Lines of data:
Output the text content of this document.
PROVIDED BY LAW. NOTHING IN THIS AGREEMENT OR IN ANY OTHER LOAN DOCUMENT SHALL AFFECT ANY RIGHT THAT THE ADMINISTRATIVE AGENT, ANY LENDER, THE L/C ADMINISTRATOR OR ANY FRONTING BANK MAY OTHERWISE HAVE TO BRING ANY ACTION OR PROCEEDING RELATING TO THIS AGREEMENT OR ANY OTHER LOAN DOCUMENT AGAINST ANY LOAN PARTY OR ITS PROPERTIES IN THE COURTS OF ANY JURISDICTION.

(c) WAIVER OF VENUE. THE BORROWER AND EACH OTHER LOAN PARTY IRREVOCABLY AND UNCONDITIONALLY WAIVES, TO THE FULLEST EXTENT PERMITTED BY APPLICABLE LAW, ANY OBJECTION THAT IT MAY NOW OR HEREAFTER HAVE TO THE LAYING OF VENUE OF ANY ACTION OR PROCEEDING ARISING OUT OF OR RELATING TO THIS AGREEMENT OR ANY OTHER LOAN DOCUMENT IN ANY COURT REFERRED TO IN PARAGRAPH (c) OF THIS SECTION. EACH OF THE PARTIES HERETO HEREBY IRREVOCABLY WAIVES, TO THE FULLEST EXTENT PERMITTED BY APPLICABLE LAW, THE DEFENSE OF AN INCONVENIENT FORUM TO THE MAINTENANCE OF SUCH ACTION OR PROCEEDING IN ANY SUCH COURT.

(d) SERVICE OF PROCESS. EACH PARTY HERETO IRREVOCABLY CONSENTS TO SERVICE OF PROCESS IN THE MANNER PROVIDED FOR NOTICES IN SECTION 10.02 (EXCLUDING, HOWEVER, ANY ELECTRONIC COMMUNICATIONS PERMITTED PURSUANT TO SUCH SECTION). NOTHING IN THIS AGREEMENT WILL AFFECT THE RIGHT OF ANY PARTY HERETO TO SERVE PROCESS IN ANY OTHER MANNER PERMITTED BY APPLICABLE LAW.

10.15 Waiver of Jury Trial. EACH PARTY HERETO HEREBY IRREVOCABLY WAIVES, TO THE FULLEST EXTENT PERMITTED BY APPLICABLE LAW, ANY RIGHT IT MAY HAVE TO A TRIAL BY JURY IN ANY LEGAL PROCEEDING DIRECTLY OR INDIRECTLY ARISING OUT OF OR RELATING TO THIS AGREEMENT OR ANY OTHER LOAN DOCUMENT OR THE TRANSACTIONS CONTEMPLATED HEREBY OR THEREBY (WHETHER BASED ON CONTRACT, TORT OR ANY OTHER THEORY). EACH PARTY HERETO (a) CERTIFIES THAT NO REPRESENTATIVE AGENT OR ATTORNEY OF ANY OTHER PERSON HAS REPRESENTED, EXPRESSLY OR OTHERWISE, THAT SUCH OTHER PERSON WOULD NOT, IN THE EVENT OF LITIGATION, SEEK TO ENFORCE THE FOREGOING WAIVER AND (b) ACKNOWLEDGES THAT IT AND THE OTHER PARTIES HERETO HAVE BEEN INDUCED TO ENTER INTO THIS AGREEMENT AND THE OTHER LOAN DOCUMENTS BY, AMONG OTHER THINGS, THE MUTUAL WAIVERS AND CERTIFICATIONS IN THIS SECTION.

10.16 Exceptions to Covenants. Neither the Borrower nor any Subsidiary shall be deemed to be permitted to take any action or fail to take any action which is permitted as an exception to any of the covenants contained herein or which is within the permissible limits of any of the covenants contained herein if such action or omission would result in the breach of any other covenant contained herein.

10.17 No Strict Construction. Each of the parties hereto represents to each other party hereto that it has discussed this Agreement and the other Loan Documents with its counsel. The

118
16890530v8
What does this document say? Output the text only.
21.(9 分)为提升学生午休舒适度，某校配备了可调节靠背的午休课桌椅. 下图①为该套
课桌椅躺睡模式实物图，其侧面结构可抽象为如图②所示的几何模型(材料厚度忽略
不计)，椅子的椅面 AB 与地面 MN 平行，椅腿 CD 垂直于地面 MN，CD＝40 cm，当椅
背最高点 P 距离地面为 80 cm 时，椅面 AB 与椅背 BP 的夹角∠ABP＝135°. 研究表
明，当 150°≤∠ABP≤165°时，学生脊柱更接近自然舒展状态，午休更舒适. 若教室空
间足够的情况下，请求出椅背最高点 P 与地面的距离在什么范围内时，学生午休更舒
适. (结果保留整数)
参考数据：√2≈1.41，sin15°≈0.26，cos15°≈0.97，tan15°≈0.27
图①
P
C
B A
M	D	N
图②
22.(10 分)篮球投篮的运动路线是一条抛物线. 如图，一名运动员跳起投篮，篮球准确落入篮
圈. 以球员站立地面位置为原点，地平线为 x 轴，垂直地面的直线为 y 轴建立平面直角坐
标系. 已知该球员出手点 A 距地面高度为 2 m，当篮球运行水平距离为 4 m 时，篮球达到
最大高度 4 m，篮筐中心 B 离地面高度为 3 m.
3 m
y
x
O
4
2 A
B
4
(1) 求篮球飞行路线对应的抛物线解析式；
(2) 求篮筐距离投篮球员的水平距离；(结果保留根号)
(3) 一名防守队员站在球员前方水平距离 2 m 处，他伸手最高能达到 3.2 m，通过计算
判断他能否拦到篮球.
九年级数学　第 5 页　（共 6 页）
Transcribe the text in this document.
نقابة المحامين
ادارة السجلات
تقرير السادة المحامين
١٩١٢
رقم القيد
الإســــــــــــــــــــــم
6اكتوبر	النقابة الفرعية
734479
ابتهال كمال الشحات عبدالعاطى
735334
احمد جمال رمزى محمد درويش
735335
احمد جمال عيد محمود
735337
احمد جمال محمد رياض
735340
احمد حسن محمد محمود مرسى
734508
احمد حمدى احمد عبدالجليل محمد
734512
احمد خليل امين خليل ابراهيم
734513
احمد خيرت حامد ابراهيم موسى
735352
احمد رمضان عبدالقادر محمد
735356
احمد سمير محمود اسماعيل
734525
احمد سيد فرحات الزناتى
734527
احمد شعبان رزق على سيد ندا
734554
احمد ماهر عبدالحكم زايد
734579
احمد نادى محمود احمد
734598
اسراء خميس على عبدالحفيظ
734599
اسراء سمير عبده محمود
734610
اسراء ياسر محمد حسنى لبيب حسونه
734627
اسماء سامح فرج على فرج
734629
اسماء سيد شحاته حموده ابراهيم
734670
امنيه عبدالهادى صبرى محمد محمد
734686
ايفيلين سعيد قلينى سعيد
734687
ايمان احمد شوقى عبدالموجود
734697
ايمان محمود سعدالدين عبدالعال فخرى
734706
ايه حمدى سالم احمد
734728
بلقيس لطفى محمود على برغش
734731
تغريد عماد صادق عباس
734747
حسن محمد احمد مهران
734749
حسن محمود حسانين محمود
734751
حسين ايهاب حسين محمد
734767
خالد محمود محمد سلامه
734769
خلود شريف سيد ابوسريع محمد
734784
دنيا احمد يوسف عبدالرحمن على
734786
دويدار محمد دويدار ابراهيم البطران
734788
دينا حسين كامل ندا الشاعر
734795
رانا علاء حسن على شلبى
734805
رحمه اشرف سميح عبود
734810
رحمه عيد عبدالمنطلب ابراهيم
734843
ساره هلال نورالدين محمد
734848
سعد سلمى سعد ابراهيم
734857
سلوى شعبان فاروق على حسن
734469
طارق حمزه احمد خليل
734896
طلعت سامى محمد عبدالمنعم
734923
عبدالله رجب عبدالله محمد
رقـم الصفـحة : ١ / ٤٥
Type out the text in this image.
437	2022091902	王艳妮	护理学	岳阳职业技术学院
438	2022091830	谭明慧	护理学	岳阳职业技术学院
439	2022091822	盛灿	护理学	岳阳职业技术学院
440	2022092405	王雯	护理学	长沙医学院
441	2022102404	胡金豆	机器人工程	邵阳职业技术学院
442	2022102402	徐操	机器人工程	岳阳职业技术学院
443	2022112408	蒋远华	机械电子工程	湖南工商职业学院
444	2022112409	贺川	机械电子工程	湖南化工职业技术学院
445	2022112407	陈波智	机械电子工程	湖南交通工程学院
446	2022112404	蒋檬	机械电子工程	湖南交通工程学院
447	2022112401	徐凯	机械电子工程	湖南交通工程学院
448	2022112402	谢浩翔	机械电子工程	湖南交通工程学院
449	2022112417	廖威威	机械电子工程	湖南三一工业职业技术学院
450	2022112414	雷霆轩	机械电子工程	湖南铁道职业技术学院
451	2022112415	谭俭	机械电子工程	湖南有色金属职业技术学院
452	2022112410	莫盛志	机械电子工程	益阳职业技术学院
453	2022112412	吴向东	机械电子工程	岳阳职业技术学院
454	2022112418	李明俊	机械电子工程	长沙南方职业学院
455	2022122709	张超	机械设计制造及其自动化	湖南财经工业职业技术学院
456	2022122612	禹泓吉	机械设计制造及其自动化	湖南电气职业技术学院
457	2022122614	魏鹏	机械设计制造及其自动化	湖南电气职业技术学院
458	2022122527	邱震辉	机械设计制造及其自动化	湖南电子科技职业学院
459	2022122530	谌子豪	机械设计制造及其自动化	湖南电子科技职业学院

» Task to carry out
Every line of the records that includes the word "شعبان" should be gathered.

» Solution
احمد شعبان رزق على سيد ندا
سلوى شعبان فاروق على حسن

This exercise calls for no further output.